## Start

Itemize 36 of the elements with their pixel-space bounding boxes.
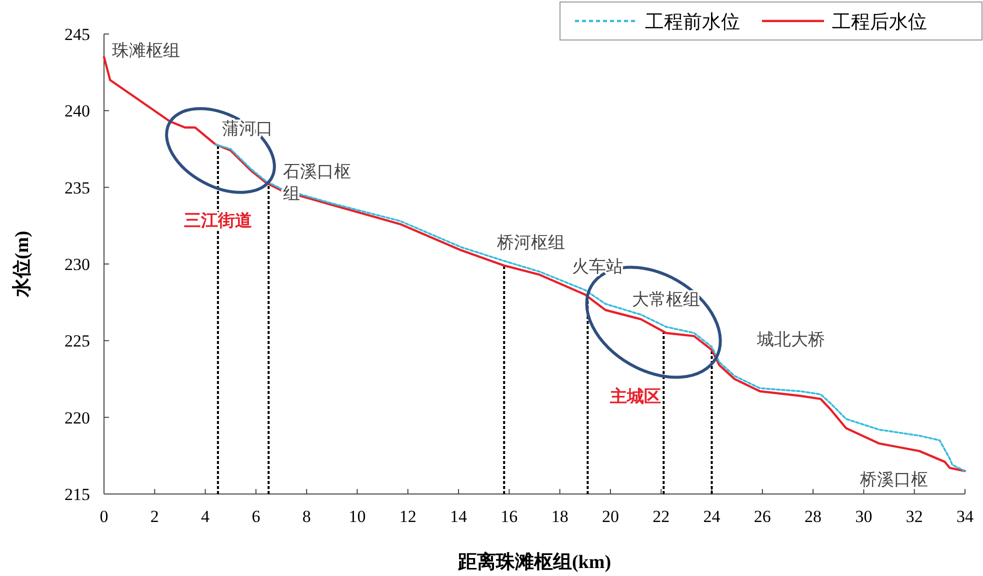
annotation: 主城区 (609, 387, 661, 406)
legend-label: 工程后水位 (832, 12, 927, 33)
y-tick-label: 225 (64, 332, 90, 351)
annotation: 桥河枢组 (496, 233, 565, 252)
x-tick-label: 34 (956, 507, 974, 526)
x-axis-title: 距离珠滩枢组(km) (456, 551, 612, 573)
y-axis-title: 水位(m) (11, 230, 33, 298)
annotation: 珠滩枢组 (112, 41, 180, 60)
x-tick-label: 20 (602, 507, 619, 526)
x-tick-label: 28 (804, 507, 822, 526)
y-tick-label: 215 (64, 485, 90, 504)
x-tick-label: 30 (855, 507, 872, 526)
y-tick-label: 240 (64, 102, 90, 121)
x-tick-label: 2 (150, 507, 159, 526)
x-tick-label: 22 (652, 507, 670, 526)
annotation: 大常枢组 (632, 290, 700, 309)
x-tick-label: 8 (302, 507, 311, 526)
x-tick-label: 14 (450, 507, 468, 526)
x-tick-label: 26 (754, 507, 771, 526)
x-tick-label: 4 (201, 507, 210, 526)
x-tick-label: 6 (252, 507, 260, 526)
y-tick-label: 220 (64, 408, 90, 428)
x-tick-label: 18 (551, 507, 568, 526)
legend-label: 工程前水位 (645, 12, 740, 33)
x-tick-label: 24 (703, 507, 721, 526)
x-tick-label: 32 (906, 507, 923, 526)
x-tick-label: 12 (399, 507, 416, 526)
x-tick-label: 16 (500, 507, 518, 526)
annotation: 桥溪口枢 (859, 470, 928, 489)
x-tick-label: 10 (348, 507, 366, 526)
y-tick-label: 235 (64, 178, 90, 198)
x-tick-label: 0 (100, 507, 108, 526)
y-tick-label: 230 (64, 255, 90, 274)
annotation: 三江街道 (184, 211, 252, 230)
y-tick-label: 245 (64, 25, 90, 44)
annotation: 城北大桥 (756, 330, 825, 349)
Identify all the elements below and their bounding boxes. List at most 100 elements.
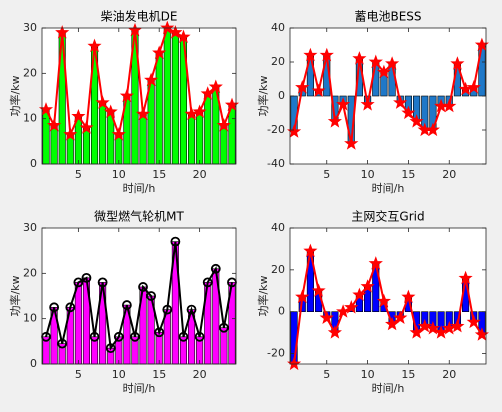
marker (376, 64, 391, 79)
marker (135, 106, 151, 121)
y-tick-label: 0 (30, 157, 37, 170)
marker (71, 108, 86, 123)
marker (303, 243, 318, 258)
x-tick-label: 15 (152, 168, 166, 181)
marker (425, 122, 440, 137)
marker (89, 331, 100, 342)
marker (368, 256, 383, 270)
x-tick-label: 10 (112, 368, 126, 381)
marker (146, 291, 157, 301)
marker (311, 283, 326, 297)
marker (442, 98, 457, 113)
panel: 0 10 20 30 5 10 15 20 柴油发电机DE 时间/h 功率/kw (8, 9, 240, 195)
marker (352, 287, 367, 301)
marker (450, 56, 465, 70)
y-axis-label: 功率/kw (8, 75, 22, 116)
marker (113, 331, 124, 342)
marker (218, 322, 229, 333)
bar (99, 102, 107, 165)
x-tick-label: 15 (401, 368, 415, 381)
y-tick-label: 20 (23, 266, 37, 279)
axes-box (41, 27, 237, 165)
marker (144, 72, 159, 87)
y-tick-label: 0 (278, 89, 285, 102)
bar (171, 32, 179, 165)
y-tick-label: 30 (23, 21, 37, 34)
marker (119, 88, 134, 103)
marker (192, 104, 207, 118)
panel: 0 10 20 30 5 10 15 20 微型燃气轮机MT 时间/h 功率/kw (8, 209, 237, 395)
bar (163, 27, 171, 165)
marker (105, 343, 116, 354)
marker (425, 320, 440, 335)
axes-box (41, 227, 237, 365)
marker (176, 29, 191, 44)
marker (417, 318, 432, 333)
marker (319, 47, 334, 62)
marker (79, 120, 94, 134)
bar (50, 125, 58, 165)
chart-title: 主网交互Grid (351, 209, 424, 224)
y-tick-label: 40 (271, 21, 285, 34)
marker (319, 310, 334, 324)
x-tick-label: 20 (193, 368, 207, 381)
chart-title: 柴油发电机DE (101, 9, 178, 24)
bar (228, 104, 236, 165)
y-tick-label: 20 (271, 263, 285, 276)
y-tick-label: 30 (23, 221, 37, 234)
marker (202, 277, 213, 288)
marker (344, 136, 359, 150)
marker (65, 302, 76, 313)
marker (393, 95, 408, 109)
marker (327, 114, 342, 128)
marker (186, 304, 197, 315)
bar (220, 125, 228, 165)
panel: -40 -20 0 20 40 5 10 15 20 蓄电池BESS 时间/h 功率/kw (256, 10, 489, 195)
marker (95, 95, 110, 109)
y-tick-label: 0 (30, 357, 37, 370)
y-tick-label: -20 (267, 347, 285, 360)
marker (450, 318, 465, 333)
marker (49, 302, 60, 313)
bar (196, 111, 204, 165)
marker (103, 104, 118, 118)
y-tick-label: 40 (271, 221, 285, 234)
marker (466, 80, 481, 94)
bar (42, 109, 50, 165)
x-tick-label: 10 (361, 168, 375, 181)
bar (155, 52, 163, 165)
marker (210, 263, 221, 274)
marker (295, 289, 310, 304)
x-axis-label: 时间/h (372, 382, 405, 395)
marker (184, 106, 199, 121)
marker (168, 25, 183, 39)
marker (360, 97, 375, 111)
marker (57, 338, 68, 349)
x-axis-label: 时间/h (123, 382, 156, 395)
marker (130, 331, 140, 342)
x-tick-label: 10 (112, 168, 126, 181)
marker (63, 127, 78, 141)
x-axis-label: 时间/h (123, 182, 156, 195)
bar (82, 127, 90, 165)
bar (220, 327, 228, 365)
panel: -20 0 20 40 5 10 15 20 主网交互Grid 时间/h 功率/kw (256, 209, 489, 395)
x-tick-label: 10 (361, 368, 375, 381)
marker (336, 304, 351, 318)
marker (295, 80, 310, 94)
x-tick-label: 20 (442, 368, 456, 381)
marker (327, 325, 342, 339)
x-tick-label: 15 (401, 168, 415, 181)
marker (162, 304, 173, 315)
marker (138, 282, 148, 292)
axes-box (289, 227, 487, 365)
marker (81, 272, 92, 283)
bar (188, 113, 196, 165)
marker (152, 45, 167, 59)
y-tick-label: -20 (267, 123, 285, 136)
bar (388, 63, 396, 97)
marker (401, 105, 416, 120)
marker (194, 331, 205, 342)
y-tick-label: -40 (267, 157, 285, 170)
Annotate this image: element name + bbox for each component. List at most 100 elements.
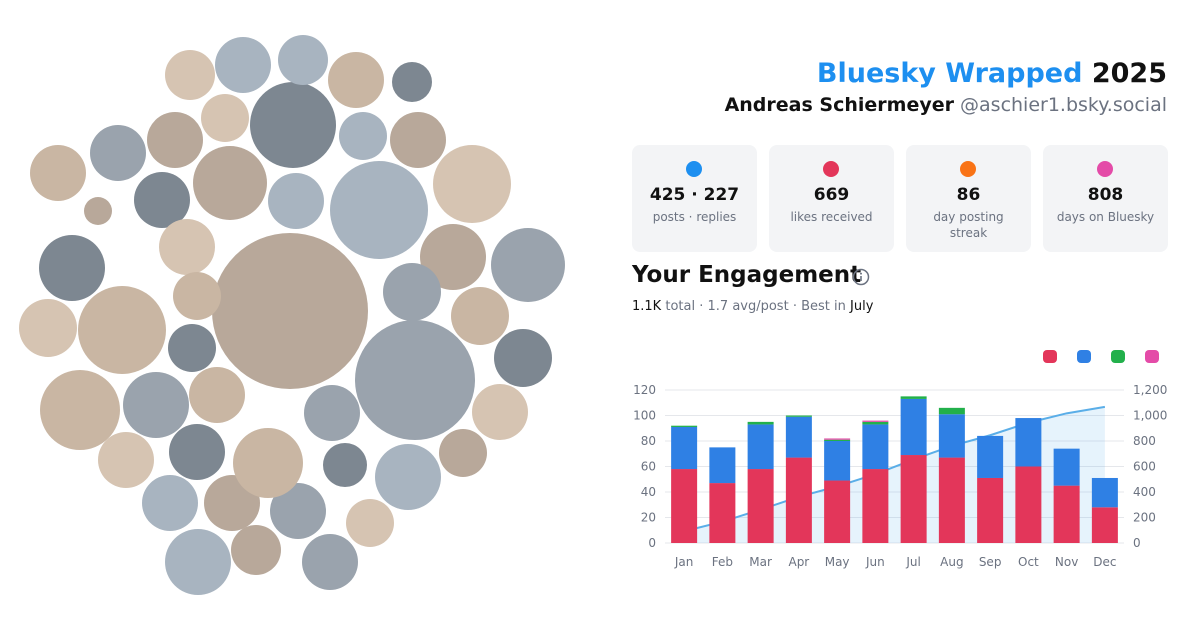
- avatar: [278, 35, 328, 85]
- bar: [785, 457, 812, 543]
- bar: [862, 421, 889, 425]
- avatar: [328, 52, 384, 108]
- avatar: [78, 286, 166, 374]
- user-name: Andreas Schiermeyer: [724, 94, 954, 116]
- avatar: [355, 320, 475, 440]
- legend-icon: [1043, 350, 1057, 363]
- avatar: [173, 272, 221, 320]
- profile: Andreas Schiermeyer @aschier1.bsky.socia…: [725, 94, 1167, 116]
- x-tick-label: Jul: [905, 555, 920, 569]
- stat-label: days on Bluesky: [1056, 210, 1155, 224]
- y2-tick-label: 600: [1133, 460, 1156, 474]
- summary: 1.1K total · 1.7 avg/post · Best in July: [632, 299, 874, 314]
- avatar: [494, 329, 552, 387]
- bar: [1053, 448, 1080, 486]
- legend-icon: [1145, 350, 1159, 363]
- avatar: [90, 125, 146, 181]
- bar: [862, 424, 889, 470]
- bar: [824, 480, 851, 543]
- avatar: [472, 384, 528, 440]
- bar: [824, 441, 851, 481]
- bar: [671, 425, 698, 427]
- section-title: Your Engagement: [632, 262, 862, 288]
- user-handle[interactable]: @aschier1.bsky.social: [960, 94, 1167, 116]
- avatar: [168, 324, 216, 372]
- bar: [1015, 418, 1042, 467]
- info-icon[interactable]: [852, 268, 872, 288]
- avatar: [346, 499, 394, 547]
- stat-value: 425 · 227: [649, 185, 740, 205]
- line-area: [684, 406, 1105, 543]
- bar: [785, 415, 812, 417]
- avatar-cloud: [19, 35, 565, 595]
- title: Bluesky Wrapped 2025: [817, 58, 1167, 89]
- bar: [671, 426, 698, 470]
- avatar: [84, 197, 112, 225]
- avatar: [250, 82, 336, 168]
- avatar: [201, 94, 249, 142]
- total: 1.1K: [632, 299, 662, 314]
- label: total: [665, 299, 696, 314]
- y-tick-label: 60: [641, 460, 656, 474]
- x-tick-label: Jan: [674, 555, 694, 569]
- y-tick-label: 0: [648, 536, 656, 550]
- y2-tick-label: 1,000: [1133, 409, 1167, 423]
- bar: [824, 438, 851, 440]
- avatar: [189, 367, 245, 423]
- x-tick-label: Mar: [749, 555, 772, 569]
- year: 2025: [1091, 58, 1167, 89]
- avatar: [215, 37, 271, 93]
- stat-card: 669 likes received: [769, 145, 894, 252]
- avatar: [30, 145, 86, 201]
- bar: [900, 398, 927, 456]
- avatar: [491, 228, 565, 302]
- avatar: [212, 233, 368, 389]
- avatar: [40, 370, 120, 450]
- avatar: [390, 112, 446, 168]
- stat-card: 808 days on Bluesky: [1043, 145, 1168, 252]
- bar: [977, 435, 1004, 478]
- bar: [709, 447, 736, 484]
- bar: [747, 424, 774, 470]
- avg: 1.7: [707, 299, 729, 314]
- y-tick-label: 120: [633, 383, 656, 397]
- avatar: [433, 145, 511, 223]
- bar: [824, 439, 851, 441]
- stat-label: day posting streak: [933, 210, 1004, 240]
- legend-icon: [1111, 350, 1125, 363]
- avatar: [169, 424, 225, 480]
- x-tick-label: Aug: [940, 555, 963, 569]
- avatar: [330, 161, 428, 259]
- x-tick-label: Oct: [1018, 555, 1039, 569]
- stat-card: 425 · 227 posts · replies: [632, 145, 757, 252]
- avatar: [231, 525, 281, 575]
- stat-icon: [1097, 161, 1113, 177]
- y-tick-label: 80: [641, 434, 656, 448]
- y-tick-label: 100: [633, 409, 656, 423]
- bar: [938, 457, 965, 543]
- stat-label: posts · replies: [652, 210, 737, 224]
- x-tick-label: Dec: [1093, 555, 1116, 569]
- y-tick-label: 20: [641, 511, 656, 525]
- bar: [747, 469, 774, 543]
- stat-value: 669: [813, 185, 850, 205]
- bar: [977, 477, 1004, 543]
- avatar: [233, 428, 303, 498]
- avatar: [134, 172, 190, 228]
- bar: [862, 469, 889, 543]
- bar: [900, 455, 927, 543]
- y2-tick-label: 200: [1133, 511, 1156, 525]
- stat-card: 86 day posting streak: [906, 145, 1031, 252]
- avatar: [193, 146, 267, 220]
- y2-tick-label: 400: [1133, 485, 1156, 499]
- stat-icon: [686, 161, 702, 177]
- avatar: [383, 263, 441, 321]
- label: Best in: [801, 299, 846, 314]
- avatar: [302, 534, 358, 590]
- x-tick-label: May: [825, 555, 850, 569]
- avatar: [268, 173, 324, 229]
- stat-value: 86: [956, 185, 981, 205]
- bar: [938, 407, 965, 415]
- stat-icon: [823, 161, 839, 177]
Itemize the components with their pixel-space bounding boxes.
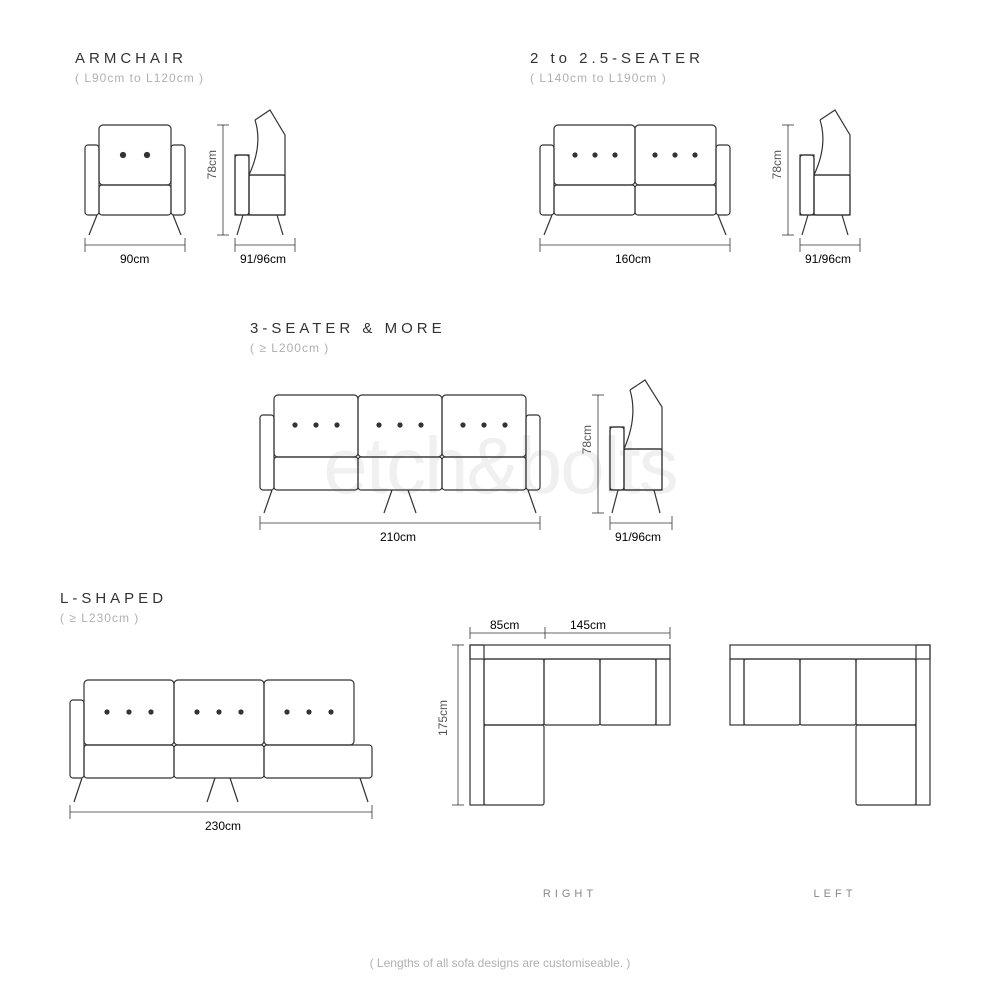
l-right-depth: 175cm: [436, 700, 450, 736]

## End

> _Task to complete_: Reproduce, without any change, the lines of the data starting with the line that contains "marker (376, 64, 391, 79)" and going on through the line that contains "marker (89, 331, 100, 342)", both included.

> _Answer for the task_:
marker (376, 64, 391, 79)
marker (135, 106, 151, 121)
y-tick-label: 0 (30, 157, 37, 170)
marker (71, 108, 86, 123)
marker (303, 243, 318, 258)
x-tick-label: 15 (152, 168, 166, 181)
marker (425, 122, 440, 137)
marker (89, 331, 100, 342)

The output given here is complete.